◆ **TASK DESCRIPTION**:
Write out the entire listing below exactly as it appears, minus any pictures.

Begin DATA PROVIDED

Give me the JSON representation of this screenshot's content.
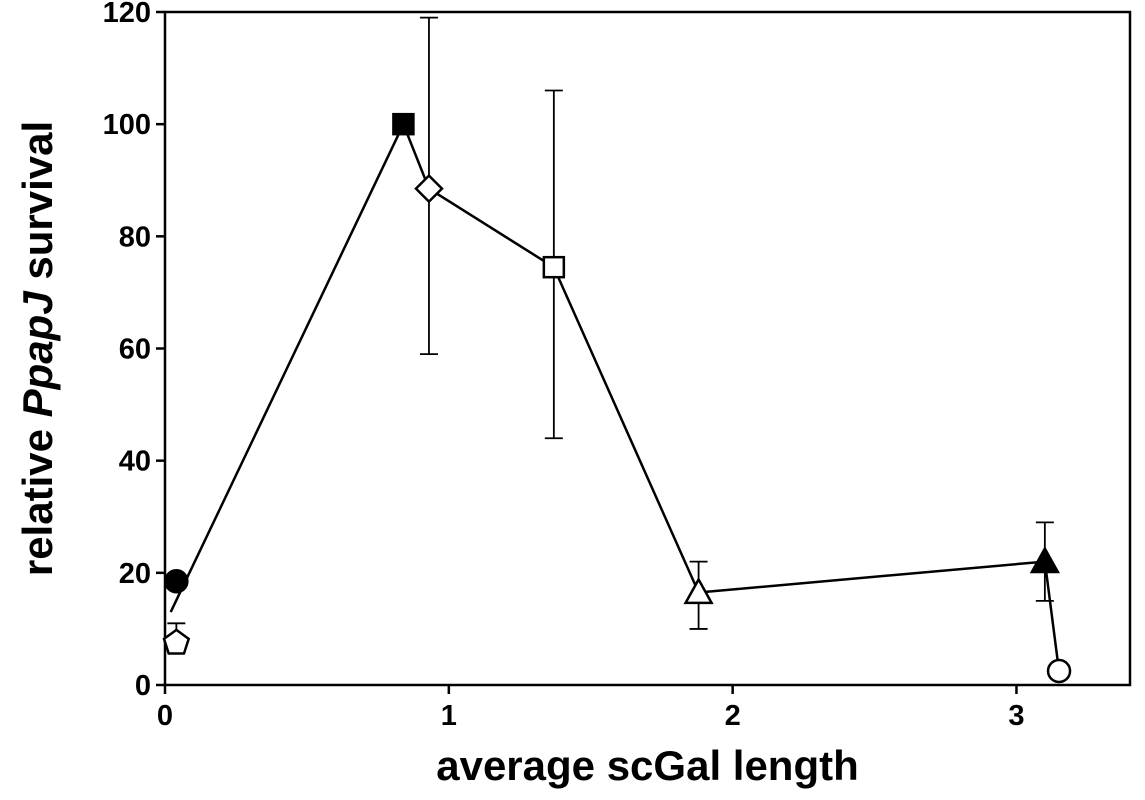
{
  "chart_data": {
    "type": "scatter",
    "xlabel": "average scGal length",
    "ylabel": {
      "prefix": "relative ",
      "italic": "PpapJ",
      "suffix": " survival"
    },
    "xlim": [
      0,
      3.4
    ],
    "ylim": [
      0,
      120
    ],
    "x_ticks": [
      0,
      1,
      2,
      3
    ],
    "y_ticks": [
      0,
      20,
      40,
      60,
      80,
      100,
      120
    ],
    "x_tick_labels": [
      "0",
      "1",
      "2",
      "3"
    ],
    "y_tick_labels": [
      "0",
      "20",
      "40",
      "60",
      "80",
      "100",
      "120"
    ],
    "grid": false,
    "connecting_line": {
      "x": [
        0.02,
        0.84,
        0.93,
        1.37,
        1.88,
        3.1,
        3.15
      ],
      "y": [
        13,
        100,
        88.5,
        74.5,
        16.5,
        22,
        2.5
      ]
    },
    "points": [
      {
        "x": 0.04,
        "y": 18.5,
        "marker": "circle",
        "fill": "#000000",
        "err_low": null,
        "err_high": null
      },
      {
        "x": 0.04,
        "y": 7.5,
        "marker": "pentagon",
        "fill": "#ffffff",
        "err_low": 7,
        "err_high": 11
      },
      {
        "x": 0.84,
        "y": 100,
        "marker": "square",
        "fill": "#000000",
        "err_low": null,
        "err_high": null
      },
      {
        "x": 0.93,
        "y": 88.5,
        "marker": "diamond",
        "fill": "#ffffff",
        "err_low": 59,
        "err_high": 119
      },
      {
        "x": 1.37,
        "y": 74.5,
        "marker": "square",
        "fill": "#ffffff",
        "err_low": 44,
        "err_high": 106
      },
      {
        "x": 1.88,
        "y": 16.5,
        "marker": "triangle",
        "fill": "#ffffff",
        "err_low": 10,
        "err_high": 22
      },
      {
        "x": 3.1,
        "y": 22,
        "marker": "triangle",
        "fill": "#000000",
        "err_low": 15,
        "err_high": 29
      },
      {
        "x": 3.15,
        "y": 2.5,
        "marker": "circle",
        "fill": "#ffffff",
        "err_low": null,
        "err_high": null
      }
    ],
    "colors": {
      "line": "#000000",
      "marker_stroke": "#000000"
    }
  }
}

End DATA PROVIDED

◆ **WRITTEN RESPONSE**:
Give me the JSON representation of this screenshot's content.
{
  "chart_data": {
    "type": "scatter",
    "xlabel": "average scGal length",
    "ylabel": {
      "prefix": "relative ",
      "italic": "PpapJ",
      "suffix": " survival"
    },
    "xlim": [
      0,
      3.4
    ],
    "ylim": [
      0,
      120
    ],
    "x_ticks": [
      0,
      1,
      2,
      3
    ],
    "y_ticks": [
      0,
      20,
      40,
      60,
      80,
      100,
      120
    ],
    "x_tick_labels": [
      "0",
      "1",
      "2",
      "3"
    ],
    "y_tick_labels": [
      "0",
      "20",
      "40",
      "60",
      "80",
      "100",
      "120"
    ],
    "grid": false,
    "connecting_line": {
      "x": [
        0.02,
        0.84,
        0.93,
        1.37,
        1.88,
        3.1,
        3.15
      ],
      "y": [
        13,
        100,
        88.5,
        74.5,
        16.5,
        22,
        2.5
      ]
    },
    "points": [
      {
        "x": 0.04,
        "y": 18.5,
        "marker": "circle",
        "fill": "#000000",
        "err_low": null,
        "err_high": null
      },
      {
        "x": 0.04,
        "y": 7.5,
        "marker": "pentagon",
        "fill": "#ffffff",
        "err_low": 7,
        "err_high": 11
      },
      {
        "x": 0.84,
        "y": 100,
        "marker": "square",
        "fill": "#000000",
        "err_low": null,
        "err_high": null
      },
      {
        "x": 0.93,
        "y": 88.5,
        "marker": "diamond",
        "fill": "#ffffff",
        "err_low": 59,
        "err_high": 119
      },
      {
        "x": 1.37,
        "y": 74.5,
        "marker": "square",
        "fill": "#ffffff",
        "err_low": 44,
        "err_high": 106
      },
      {
        "x": 1.88,
        "y": 16.5,
        "marker": "triangle",
        "fill": "#ffffff",
        "err_low": 10,
        "err_high": 22
      },
      {
        "x": 3.1,
        "y": 22,
        "marker": "triangle",
        "fill": "#000000",
        "err_low": 15,
        "err_high": 29
      },
      {
        "x": 3.15,
        "y": 2.5,
        "marker": "circle",
        "fill": "#ffffff",
        "err_low": null,
        "err_high": null
      }
    ],
    "colors": {
      "line": "#000000",
      "marker_stroke": "#000000"
    }
  }
}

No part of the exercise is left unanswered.